### Work required
All entries below are to be set down again, identical to the source.

### Record set
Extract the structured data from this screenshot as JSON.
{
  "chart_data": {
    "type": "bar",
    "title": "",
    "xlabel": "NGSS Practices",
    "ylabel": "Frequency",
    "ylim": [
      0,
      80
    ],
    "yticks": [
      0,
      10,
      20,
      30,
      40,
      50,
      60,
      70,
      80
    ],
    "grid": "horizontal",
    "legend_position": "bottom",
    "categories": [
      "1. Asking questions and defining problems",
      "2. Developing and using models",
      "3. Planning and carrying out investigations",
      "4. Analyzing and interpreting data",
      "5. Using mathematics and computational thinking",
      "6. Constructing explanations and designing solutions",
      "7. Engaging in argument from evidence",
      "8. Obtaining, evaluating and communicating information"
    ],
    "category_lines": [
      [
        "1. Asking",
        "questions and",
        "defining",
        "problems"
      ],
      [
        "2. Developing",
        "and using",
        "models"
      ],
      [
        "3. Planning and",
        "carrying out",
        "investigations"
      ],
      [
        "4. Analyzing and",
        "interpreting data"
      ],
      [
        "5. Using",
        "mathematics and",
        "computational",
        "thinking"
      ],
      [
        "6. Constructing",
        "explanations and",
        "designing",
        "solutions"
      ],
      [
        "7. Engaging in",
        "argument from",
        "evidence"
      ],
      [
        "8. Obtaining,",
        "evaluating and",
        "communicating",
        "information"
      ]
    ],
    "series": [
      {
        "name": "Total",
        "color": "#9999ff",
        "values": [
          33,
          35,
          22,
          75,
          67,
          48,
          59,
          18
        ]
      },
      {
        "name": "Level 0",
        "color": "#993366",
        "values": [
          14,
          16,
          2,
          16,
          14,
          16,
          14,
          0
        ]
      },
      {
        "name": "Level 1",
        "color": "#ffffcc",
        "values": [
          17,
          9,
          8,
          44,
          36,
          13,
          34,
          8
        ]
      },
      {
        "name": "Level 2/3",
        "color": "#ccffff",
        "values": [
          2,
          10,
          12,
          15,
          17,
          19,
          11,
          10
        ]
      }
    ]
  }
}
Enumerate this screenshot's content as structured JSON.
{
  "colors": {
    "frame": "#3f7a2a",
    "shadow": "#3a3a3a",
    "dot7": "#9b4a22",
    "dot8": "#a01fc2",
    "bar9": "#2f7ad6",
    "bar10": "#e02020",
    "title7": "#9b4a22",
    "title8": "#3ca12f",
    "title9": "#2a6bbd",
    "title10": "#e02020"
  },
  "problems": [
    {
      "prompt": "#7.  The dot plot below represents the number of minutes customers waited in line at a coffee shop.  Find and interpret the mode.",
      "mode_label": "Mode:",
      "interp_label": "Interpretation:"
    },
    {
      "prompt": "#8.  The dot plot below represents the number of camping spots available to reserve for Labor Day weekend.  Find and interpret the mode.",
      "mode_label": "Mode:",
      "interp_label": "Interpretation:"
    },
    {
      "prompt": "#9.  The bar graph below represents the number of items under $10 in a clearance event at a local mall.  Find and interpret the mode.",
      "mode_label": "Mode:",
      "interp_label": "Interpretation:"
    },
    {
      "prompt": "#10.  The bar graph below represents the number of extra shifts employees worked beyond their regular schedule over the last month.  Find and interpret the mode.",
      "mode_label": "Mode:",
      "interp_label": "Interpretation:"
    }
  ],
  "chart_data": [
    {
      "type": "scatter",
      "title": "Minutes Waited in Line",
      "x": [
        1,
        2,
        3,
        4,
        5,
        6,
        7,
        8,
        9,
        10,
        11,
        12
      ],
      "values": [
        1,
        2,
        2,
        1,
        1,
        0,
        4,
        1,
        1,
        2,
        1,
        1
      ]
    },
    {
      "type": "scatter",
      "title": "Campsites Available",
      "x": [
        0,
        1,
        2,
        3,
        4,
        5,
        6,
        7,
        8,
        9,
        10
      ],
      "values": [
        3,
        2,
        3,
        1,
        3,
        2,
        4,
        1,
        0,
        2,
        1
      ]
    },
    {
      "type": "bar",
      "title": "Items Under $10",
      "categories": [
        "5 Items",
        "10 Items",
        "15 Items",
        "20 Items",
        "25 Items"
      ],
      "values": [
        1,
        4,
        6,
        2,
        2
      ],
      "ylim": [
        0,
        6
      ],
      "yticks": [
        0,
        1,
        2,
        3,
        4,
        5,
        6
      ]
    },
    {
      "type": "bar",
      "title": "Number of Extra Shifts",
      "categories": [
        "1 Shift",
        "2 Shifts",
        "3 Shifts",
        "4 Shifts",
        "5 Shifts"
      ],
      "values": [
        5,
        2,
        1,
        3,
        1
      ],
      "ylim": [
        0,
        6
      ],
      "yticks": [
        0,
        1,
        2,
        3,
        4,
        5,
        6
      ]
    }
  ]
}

### Written answer
Extract the structured data from this screenshot as JSON.
{
  "chart_data": {
    "type": "bar",
    "title": "",
    "xlabel": "NGSS Practices",
    "ylabel": "Frequency",
    "ylim": [
      0,
      80
    ],
    "yticks": [
      0,
      10,
      20,
      30,
      40,
      50,
      60,
      70,
      80
    ],
    "grid": "horizontal",
    "legend_position": "bottom",
    "categories": [
      "1. Asking questions and defining problems",
      "2. Developing and using models",
      "3. Planning and carrying out investigations",
      "4. Analyzing and interpreting data",
      "5. Using mathematics and computational thinking",
      "6. Constructing explanations and designing solutions",
      "7. Engaging in argument from evidence",
      "8. Obtaining, evaluating and communicating information"
    ],
    "category_lines": [
      [
        "1. Asking",
        "questions and",
        "defining",
        "problems"
      ],
      [
        "2. Developing",
        "and using",
        "models"
      ],
      [
        "3. Planning and",
        "carrying out",
        "investigations"
      ],
      [
        "4. Analyzing and",
        "interpreting data"
      ],
      [
        "5. Using",
        "mathematics and",
        "computational",
        "thinking"
      ],
      [
        "6. Constructing",
        "explanations and",
        "designing",
        "solutions"
      ],
      [
        "7. Engaging in",
        "argument from",
        "evidence"
      ],
      [
        "8. Obtaining,",
        "evaluating and",
        "communicating",
        "information"
      ]
    ],
    "series": [
      {
        "name": "Total",
        "color": "#9999ff",
        "values": [
          33,
          35,
          22,
          75,
          67,
          48,
          59,
          18
        ]
      },
      {
        "name": "Level 0",
        "color": "#993366",
        "values": [
          14,
          16,
          2,
          16,
          14,
          16,
          14,
          0
        ]
      },
      {
        "name": "Level 1",
        "color": "#ffffcc",
        "values": [
          17,
          9,
          8,
          44,
          36,
          13,
          34,
          8
        ]
      },
      {
        "name": "Level 2/3",
        "color": "#ccffff",
        "values": [
          2,
          10,
          12,
          15,
          17,
          19,
          11,
          10
        ]
      }
    ]
  }
}
Enumerate this screenshot's content as structured JSON.
{
  "colors": {
    "frame": "#3f7a2a",
    "shadow": "#3a3a3a",
    "dot7": "#9b4a22",
    "dot8": "#a01fc2",
    "bar9": "#2f7ad6",
    "bar10": "#e02020",
    "title7": "#9b4a22",
    "title8": "#3ca12f",
    "title9": "#2a6bbd",
    "title10": "#e02020"
  },
  "problems": [
    {
      "prompt": "#7.  The dot plot below represents the number of minutes customers waited in line at a coffee shop.  Find and interpret the mode.",
      "mode_label": "Mode:",
      "interp_label": "Interpretation:"
    },
    {
      "prompt": "#8.  The dot plot below represents the number of camping spots available to reserve for Labor Day weekend.  Find and interpret the mode.",
      "mode_label": "Mode:",
      "interp_label": "Interpretation:"
    },
    {
      "prompt": "#9.  The bar graph below represents the number of items under $10 in a clearance event at a local mall.  Find and interpret the mode.",
      "mode_label": "Mode:",
      "interp_label": "Interpretation:"
    },
    {
      "prompt": "#10.  The bar graph below represents the number of extra shifts employees worked beyond their regular schedule over the last month.  Find and interpret the mode.",
      "mode_label": "Mode:",
      "interp_label": "Interpretation:"
    }
  ],
  "chart_data": [
    {
      "type": "scatter",
      "title": "Minutes Waited in Line",
      "x": [
        1,
        2,
        3,
        4,
        5,
        6,
        7,
        8,
        9,
        10,
        11,
        12
      ],
      "values": [
        1,
        2,
        2,
        1,
        1,
        0,
        4,
        1,
        1,
        2,
        1,
        1
      ]
    },
    {
      "type": "scatter",
      "title": "Campsites Available",
      "x": [
        0,
        1,
        2,
        3,
        4,
        5,
        6,
        7,
        8,
        9,
        10
      ],
      "values": [
        3,
        2,
        3,
        1,
        3,
        2,
        4,
        1,
        0,
        2,
        1
      ]
    },
    {
      "type": "bar",
      "title": "Items Under $10",
      "categories": [
        "5 Items",
        "10 Items",
        "15 Items",
        "20 Items",
        "25 Items"
      ],
      "values": [
        1,
        4,
        6,
        2,
        2
      ],
      "ylim": [
        0,
        6
      ],
      "yticks": [
        0,
        1,
        2,
        3,
        4,
        5,
        6
      ]
    },
    {
      "type": "bar",
      "title": "Number of Extra Shifts",
      "categories": [
        "1 Shift",
        "2 Shifts",
        "3 Shifts",
        "4 Shifts",
        "5 Shifts"
      ],
      "values": [
        5,
        2,
        1,
        3,
        1
      ],
      "ylim": [
        0,
        6
      ],
      "yticks": [
        0,
        1,
        2,
        3,
        4,
        5,
        6
      ]
    }
  ]
}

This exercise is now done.